[GIVEN PROBLEM]
Everything in the listing except the pictures should be written out exactly.

[DATA FOR THIS EXERCISE]
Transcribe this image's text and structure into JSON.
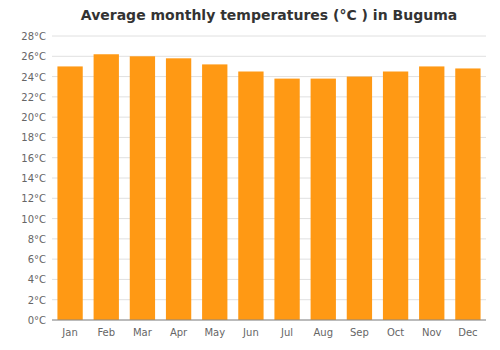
{
  "chart_data": {
    "type": "bar",
    "title": "Average monthly temperatures (°C ) in Buguma",
    "categories": [
      "Jan",
      "Feb",
      "Mar",
      "Apr",
      "May",
      "Jun",
      "Jul",
      "Aug",
      "Sep",
      "Oct",
      "Nov",
      "Dec"
    ],
    "values": [
      25.0,
      26.2,
      26.0,
      25.8,
      25.2,
      24.5,
      23.8,
      23.8,
      24.0,
      24.5,
      25.0,
      24.8
    ],
    "color": "#FF9914",
    "ylim": [
      0,
      28
    ],
    "yticks": [
      {
        "value": 0,
        "label": "0°C"
      },
      {
        "value": 2,
        "label": "2°C"
      },
      {
        "value": 4,
        "label": "4°C"
      },
      {
        "value": 6,
        "label": "6°C"
      },
      {
        "value": 8,
        "label": "8°C"
      },
      {
        "value": 10,
        "label": "10°C"
      },
      {
        "value": 12,
        "label": "12°C"
      },
      {
        "value": 14,
        "label": "14°C"
      },
      {
        "value": 16,
        "label": "16°C"
      },
      {
        "value": 18,
        "label": "18°C"
      },
      {
        "value": 20,
        "label": "20°C"
      },
      {
        "value": 22,
        "label": "22°C"
      },
      {
        "value": 24,
        "label": "24°C"
      },
      {
        "value": 26,
        "label": "26°C"
      },
      {
        "value": 28,
        "label": "28°C"
      }
    ],
    "grid": true
  }
}
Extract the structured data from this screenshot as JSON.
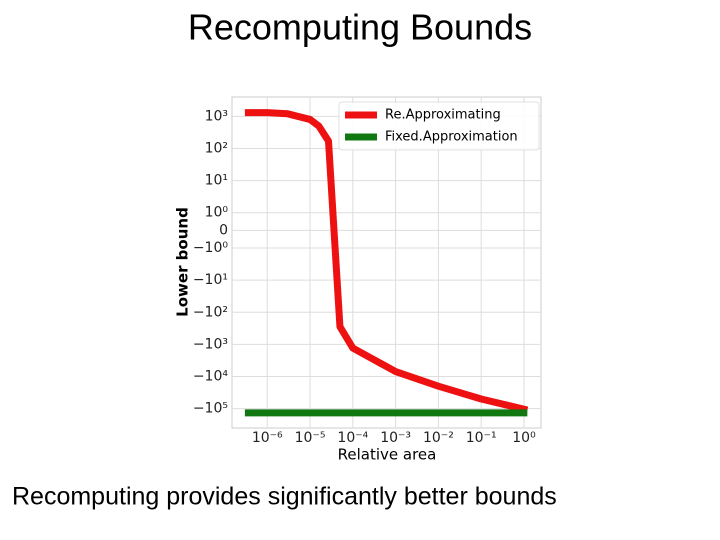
{
  "slide_title": "Recomputing Bounds",
  "caption": "Recomputing provides significantly better bounds",
  "chart_data": {
    "type": "line",
    "xlabel": "Relative area",
    "ylabel": "Lower bound",
    "xscale": "log",
    "yscale": "symlog",
    "grid": true,
    "legend": "upper right",
    "xlim": [
      1.5e-07,
      2.5
    ],
    "ylim": [
      -400000,
      4000
    ],
    "xticks": [
      {
        "value": 1e-06,
        "label": "10⁻⁶"
      },
      {
        "value": 1e-05,
        "label": "10⁻⁵"
      },
      {
        "value": 0.0001,
        "label": "10⁻⁴"
      },
      {
        "value": 0.001,
        "label": "10⁻³"
      },
      {
        "value": 0.01,
        "label": "10⁻²"
      },
      {
        "value": 0.1,
        "label": "10⁻¹"
      },
      {
        "value": 1,
        "label": "10⁰"
      }
    ],
    "yticks": [
      {
        "value": 1000,
        "label": "10³"
      },
      {
        "value": 100,
        "label": "10²"
      },
      {
        "value": 10,
        "label": "10¹"
      },
      {
        "value": 1,
        "label": "10⁰"
      },
      0,
      {
        "value": -1,
        "label": "−10⁰"
      },
      {
        "value": -10,
        "label": "−10¹"
      },
      {
        "value": -100,
        "label": "−10²"
      },
      {
        "value": -1000,
        "label": "−10³"
      },
      {
        "value": -10000,
        "label": "−10⁴"
      },
      {
        "value": -100000,
        "label": "−10⁵"
      }
    ],
    "x": [
      3e-07,
      1e-06,
      3e-06,
      1e-05,
      1.6e-05,
      2.7e-05,
      5e-05,
      0.0001,
      0.001,
      0.01,
      0.1,
      1.2
    ],
    "series": [
      {
        "name": "Re.Approximating",
        "color": "#ee1111",
        "values": [
          1300,
          1300,
          1200,
          800,
          500,
          170,
          -280,
          -1300,
          -7000,
          -20000,
          -50000,
          -110000
        ]
      },
      {
        "name": "Fixed.Approximation",
        "color": "#117711",
        "values": [
          -135000,
          -135000,
          -135000,
          -135000,
          -135000,
          -135000,
          -135000,
          -135000,
          -135000,
          -135000,
          -135000,
          -135000
        ]
      }
    ]
  }
}
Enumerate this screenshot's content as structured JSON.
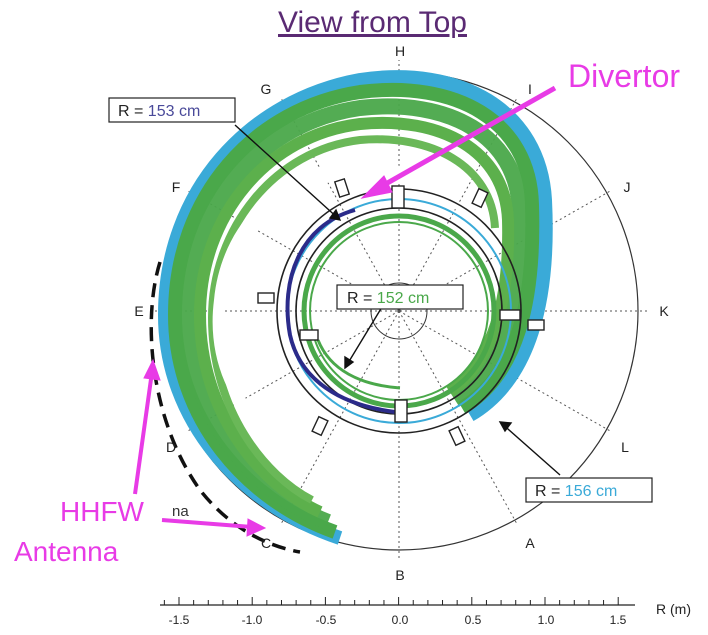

[OUTPUT FOR THIS TASK]
Transcribe this image's text and structure into JSON.
{
  "chart_data": {
    "type": "bar",
    "title": "Average monthly temperatures (°C ) in Buguma",
    "categories": [
      "Jan",
      "Feb",
      "Mar",
      "Apr",
      "May",
      "Jun",
      "Jul",
      "Aug",
      "Sep",
      "Oct",
      "Nov",
      "Dec"
    ],
    "values": [
      25.0,
      26.2,
      26.0,
      25.8,
      25.2,
      24.5,
      23.8,
      23.8,
      24.0,
      24.5,
      25.0,
      24.8
    ],
    "color": "#FF9914",
    "ylim": [
      0,
      28
    ],
    "yticks": [
      {
        "value": 0,
        "label": "0°C"
      },
      {
        "value": 2,
        "label": "2°C"
      },
      {
        "value": 4,
        "label": "4°C"
      },
      {
        "value": 6,
        "label": "6°C"
      },
      {
        "value": 8,
        "label": "8°C"
      },
      {
        "value": 10,
        "label": "10°C"
      },
      {
        "value": 12,
        "label": "12°C"
      },
      {
        "value": 14,
        "label": "14°C"
      },
      {
        "value": 16,
        "label": "16°C"
      },
      {
        "value": 18,
        "label": "18°C"
      },
      {
        "value": 20,
        "label": "20°C"
      },
      {
        "value": 22,
        "label": "22°C"
      },
      {
        "value": 24,
        "label": "24°C"
      },
      {
        "value": 26,
        "label": "26°C"
      },
      {
        "value": 28,
        "label": "28°C"
      }
    ],
    "grid": true
  }
}
Extract the structured data from this screenshot as JSON.
{
  "slide_title": "Recomputing Bounds",
  "caption": "Recomputing provides significantly better bounds",
  "chart_data": {
    "type": "line",
    "xlabel": "Relative area",
    "ylabel": "Lower bound",
    "xscale": "log",
    "yscale": "symlog",
    "grid": true,
    "legend": "upper right",
    "xlim": [
      1.5e-07,
      2.5
    ],
    "ylim": [
      -400000,
      4000
    ],
    "xticks": [
      {
        "value": 1e-06,
        "label": "10⁻⁶"
      },
      {
        "value": 1e-05,
        "label": "10⁻⁵"
      },
      {
        "value": 0.0001,
        "label": "10⁻⁴"
      },
      {
        "value": 0.001,
        "label": "10⁻³"
      },
      {
        "value": 0.01,
        "label": "10⁻²"
      },
      {
        "value": 0.1,
        "label": "10⁻¹"
      },
      {
        "value": 1,
        "label": "10⁰"
      }
    ],
    "yticks": [
      {
        "value": 1000,
        "label": "10³"
      },
      {
        "value": 100,
        "label": "10²"
      },
      {
        "value": 10,
        "label": "10¹"
      },
      {
        "value": 1,
        "label": "10⁰"
      },
      0,
      {
        "value": -1,
        "label": "−10⁰"
      },
      {
        "value": -10,
        "label": "−10¹"
      },
      {
        "value": -100,
        "label": "−10²"
      },
      {
        "value": -1000,
        "label": "−10³"
      },
      {
        "value": -10000,
        "label": "−10⁴"
      },
      {
        "value": -100000,
        "label": "−10⁵"
      }
    ],
    "x": [
      3e-07,
      1e-06,
      3e-06,
      1e-05,
      1.6e-05,
      2.7e-05,
      5e-05,
      0.0001,
      0.001,
      0.01,
      0.1,
      1.2
    ],
    "series": [
      {
        "name": "Re.Approximating",
        "color": "#ee1111",
        "values": [
          1300,
          1300,
          1200,
          800,
          500,
          170,
          -280,
          -1300,
          -7000,
          -20000,
          -50000,
          -110000
        ]
      },
      {
        "name": "Fixed.Approximation",
        "color": "#117711",
        "values": [
          -135000,
          -135000,
          -135000,
          -135000,
          -135000,
          -135000,
          -135000,
          -135000,
          -135000,
          -135000,
          -135000,
          -135000
        ]
      }
    ]
  }
}
Enumerate this screenshot's content as structured JSON.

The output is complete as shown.